▶ [Dataset records]
■ ■ ■

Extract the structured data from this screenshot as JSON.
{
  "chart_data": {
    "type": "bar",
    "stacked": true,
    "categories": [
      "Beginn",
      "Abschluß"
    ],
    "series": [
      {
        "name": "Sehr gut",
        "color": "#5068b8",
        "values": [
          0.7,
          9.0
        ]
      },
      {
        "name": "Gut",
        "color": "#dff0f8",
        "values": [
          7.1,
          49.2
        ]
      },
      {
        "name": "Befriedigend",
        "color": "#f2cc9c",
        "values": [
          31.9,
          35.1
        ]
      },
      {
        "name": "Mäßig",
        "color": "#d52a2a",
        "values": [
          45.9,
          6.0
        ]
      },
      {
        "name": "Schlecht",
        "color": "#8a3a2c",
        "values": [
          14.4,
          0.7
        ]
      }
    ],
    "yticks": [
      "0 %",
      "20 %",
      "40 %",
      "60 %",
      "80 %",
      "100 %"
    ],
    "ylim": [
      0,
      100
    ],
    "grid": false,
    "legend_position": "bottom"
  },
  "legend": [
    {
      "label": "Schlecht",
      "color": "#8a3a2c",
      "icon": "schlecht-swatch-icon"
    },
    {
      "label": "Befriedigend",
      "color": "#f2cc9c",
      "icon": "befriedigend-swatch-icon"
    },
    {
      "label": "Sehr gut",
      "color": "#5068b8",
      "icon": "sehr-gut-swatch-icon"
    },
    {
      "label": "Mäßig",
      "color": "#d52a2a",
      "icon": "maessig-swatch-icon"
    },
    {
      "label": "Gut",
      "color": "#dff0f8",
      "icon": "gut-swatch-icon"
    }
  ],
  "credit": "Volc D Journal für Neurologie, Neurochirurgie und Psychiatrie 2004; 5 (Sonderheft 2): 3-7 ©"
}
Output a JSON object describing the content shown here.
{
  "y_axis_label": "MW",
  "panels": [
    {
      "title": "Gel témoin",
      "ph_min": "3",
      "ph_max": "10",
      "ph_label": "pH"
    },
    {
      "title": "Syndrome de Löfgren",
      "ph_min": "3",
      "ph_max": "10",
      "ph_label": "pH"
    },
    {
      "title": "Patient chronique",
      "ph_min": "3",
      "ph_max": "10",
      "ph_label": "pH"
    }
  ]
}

■ ■ ■

▶ [Goal] Print all of the entries exactly as they appear.

▶ [Task response]
Extract the structured data from this screenshot as JSON.
{
  "chart_data": {
    "type": "bar",
    "stacked": true,
    "categories": [
      "Beginn",
      "Abschluß"
    ],
    "series": [
      {
        "name": "Sehr gut",
        "color": "#5068b8",
        "values": [
          0.7,
          9.0
        ]
      },
      {
        "name": "Gut",
        "color": "#dff0f8",
        "values": [
          7.1,
          49.2
        ]
      },
      {
        "name": "Befriedigend",
        "color": "#f2cc9c",
        "values": [
          31.9,
          35.1
        ]
      },
      {
        "name": "Mäßig",
        "color": "#d52a2a",
        "values": [
          45.9,
          6.0
        ]
      },
      {
        "name": "Schlecht",
        "color": "#8a3a2c",
        "values": [
          14.4,
          0.7
        ]
      }
    ],
    "yticks": [
      "0 %",
      "20 %",
      "40 %",
      "60 %",
      "80 %",
      "100 %"
    ],
    "ylim": [
      0,
      100
    ],
    "grid": false,
    "legend_position": "bottom"
  },
  "legend": [
    {
      "label": "Schlecht",
      "color": "#8a3a2c",
      "icon": "schlecht-swatch-icon"
    },
    {
      "label": "Befriedigend",
      "color": "#f2cc9c",
      "icon": "befriedigend-swatch-icon"
    },
    {
      "label": "Sehr gut",
      "color": "#5068b8",
      "icon": "sehr-gut-swatch-icon"
    },
    {
      "label": "Mäßig",
      "color": "#d52a2a",
      "icon": "maessig-swatch-icon"
    },
    {
      "label": "Gut",
      "color": "#dff0f8",
      "icon": "gut-swatch-icon"
    }
  ],
  "credit": "Volc D Journal für Neurologie, Neurochirurgie und Psychiatrie 2004; 5 (Sonderheft 2): 3-7 ©"
}
Output a JSON object describing the content shown here.
{
  "y_axis_label": "MW",
  "panels": [
    {
      "title": "Gel témoin",
      "ph_min": "3",
      "ph_max": "10",
      "ph_label": "pH"
    },
    {
      "title": "Syndrome de Löfgren",
      "ph_min": "3",
      "ph_max": "10",
      "ph_label": "pH"
    },
    {
      "title": "Patient chronique",
      "ph_min": "3",
      "ph_max": "10",
      "ph_label": "pH"
    }
  ]
}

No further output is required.